◆ Dokumentabschnitt:
------------------------------
Derzeit bereiten sich zahlreiche Hochschulen darauf vor, einen Antrag bei einem der beiden bundesweiten Wettbewerbe "Exzellenzstrategie" und "Innovative Hochschule" einzureichen. Wie lässt sich bezogen auf das Antragsverfahren ein sinnvoller Prozess definieren? An welcher Stelle ist der Hochschulrat wie beteiligt?

Dass der Hochschulrat Teil eines solchen Prozesses sein sollte, dürfte unstrittig sein. Eine erfolgreiche Teilnahme an der "Exzellenzstrategie" (insbesondere bei der Förderlinie "Exzellenzuniversität") als auch bei dem Wettbewerb "Innovative Hochschule" setzt eine Klärung des Profilierungsziels einer Hochschule voraus. Die Erarbeitung einer gesamtinstitutionellen Profilierungsrichtung berührt damit den Kern der Arbeit eines Hochschulrates, nämlich die strategische Beratung. Besonders beim Wettbewerb "Innovative Hochschule", der Transfer und Third-Mission-Aktivitäten fördert, kommt zudem die Aufgabenstellung des Hochschulrats zum Tragen, eine Brückenfunktion zu Wirtschaft und Gesellschaft wahrzunehmen. Strategiebildung sowie Verknüpfung mit den Anforderungen der Wirtschaft und gesellschaftlichen Fragestellungen: Das sind Themen, in denen ein Hochschulrat sich zu Hause fühlt!
------------------------------
◆ Materialinhalt:
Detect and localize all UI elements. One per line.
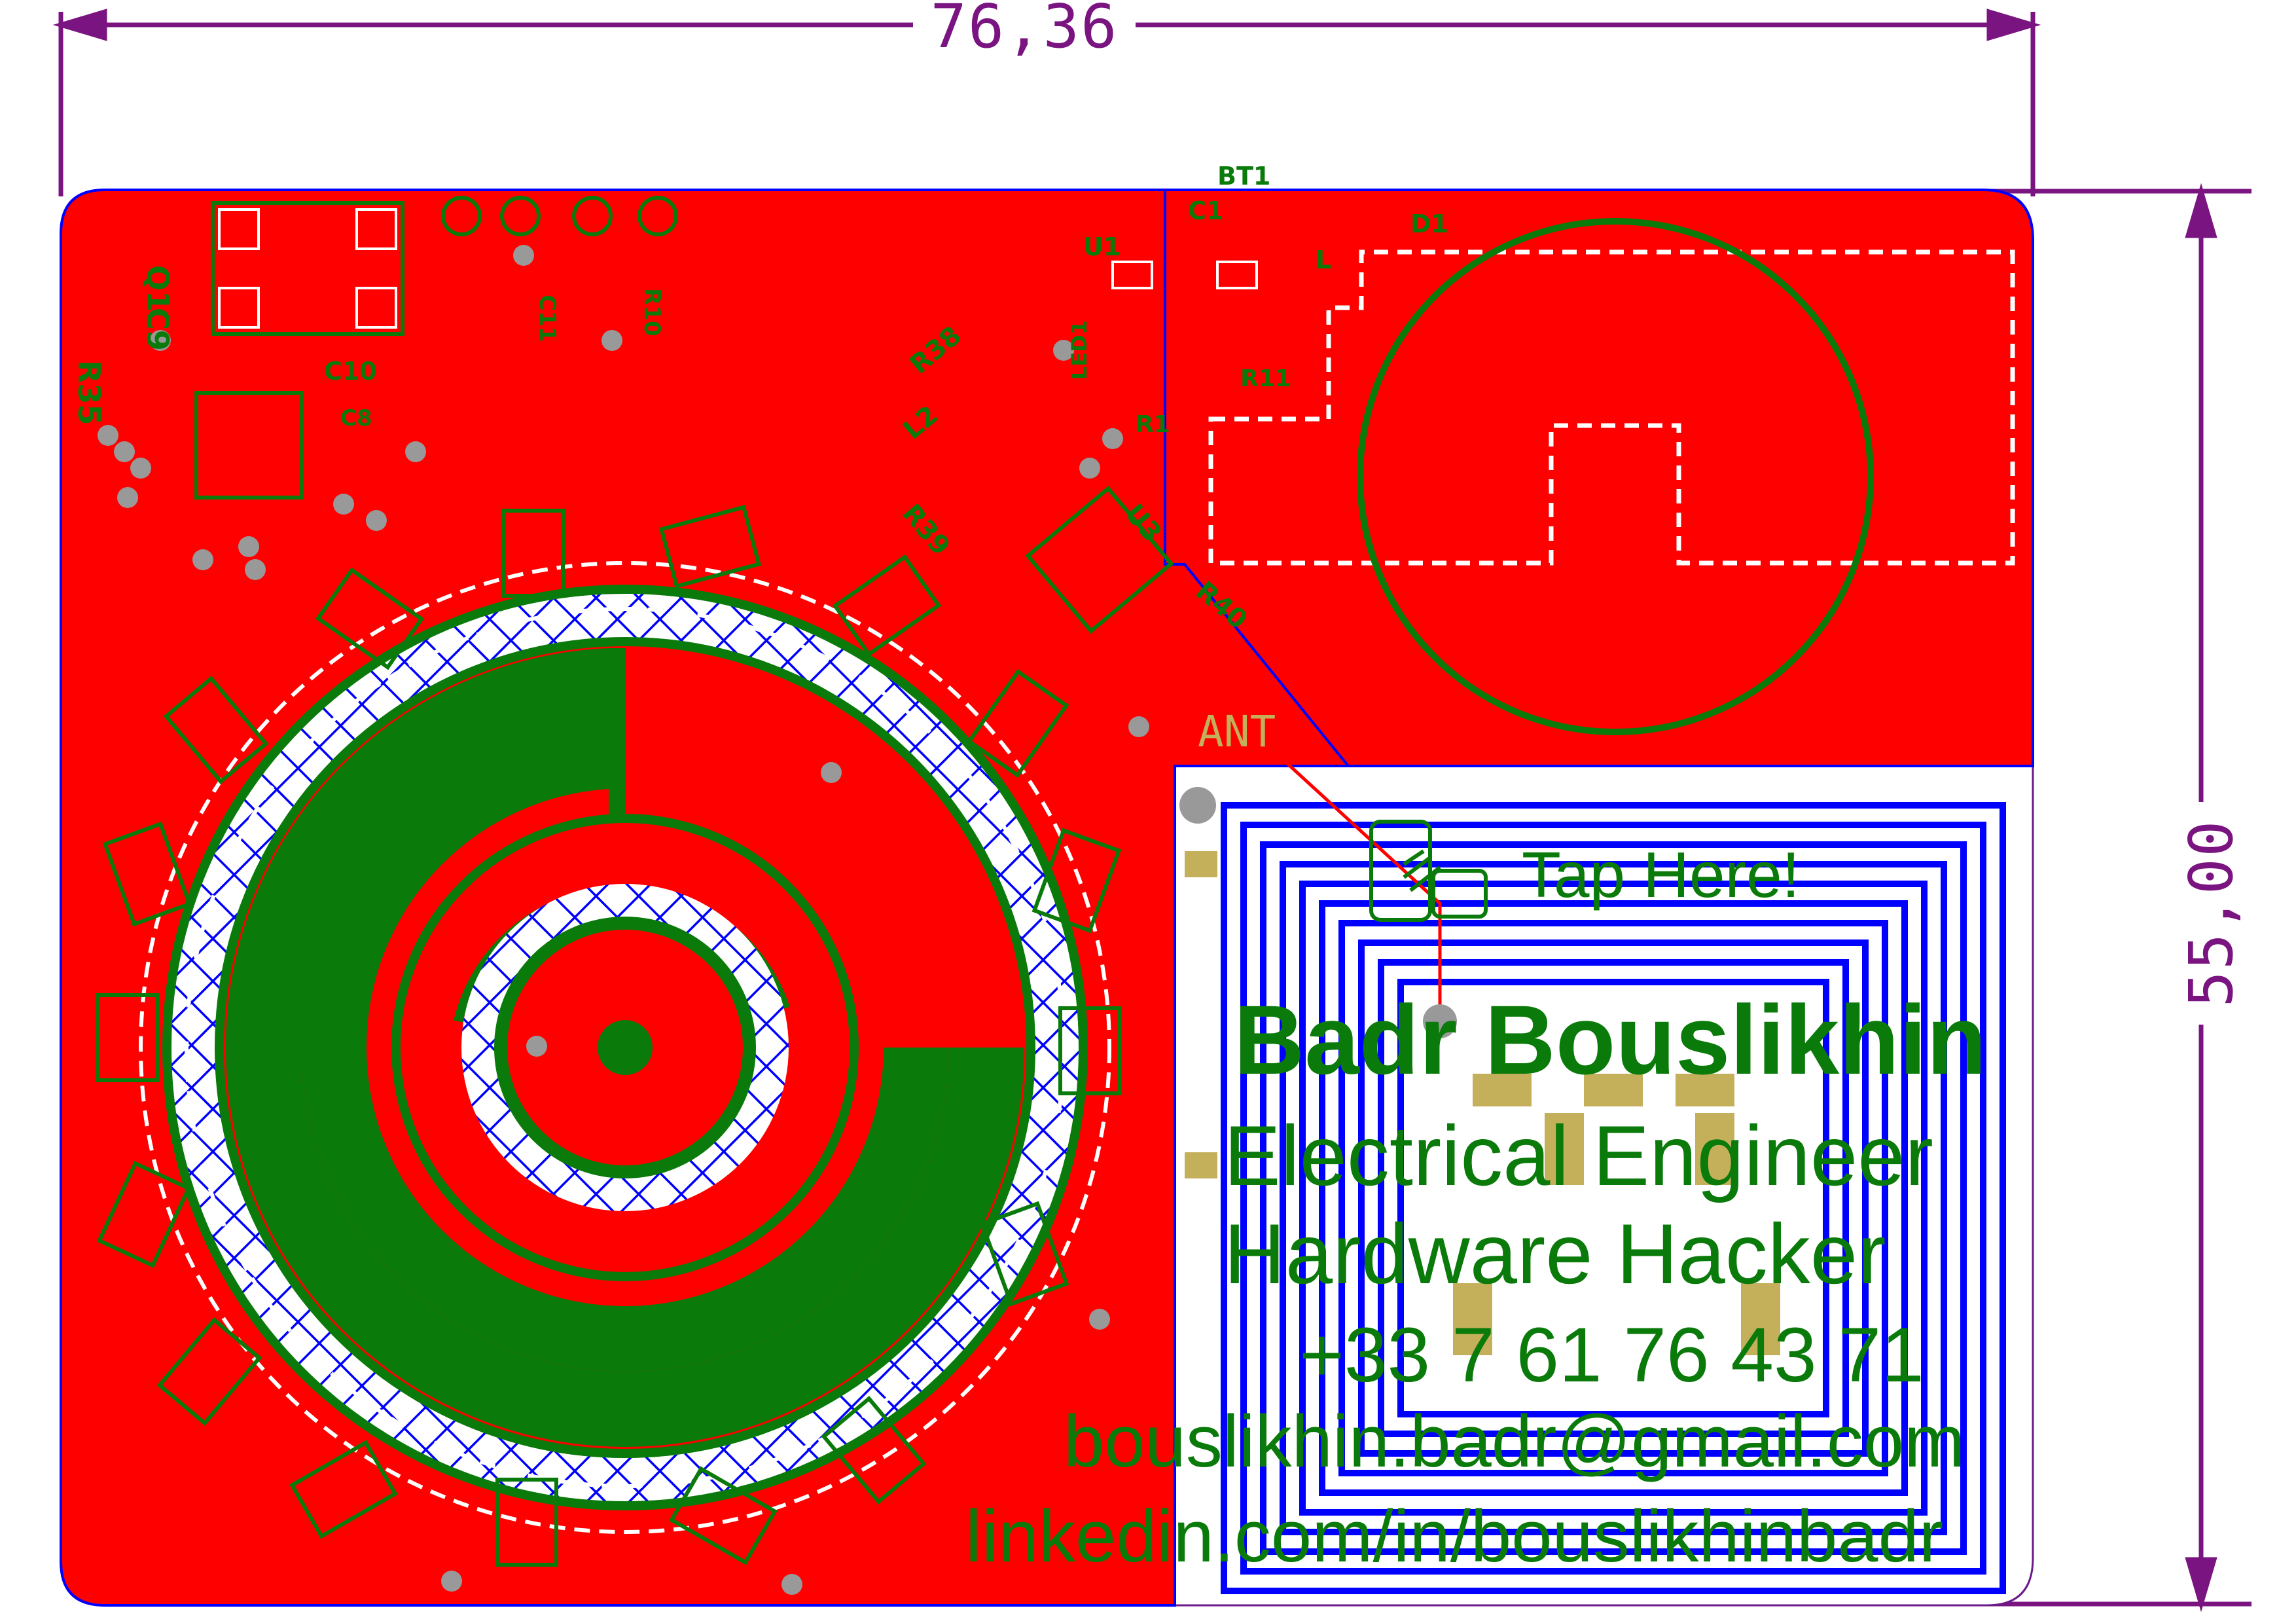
------------------------------
◆ Ihre Aufgaben:
1. Welche Aktivitäten fördert der Wettbewerb "Innovative Hochschule" laut dem Textabschnitt über den Hochschulrat?
2. Gib den Textabschnitt über den Hochschulrat wortgetreu wieder, und zwar zwischen "Derzeit bereiten sich" und "Hochschulrat wie beteiligt?", beide einschließlich.

◆ Antworten nach Aufgaben:
1. Transfer und Third-Mission-Aktivitäten.

2.
Derzeit bereiten sich zahlreiche Hochschulen darauf vor, einen Antrag bei einem der beiden bundesweiten Wettbewerbe "Exzellenzstrategie" und "Innovative Hochschule" einzureichen. Wie lässt sich bezogen auf das Antragsverfahren ein sinnvoller Prozess definieren? An welcher Stelle ist der Hochschulrat wie beteiligt?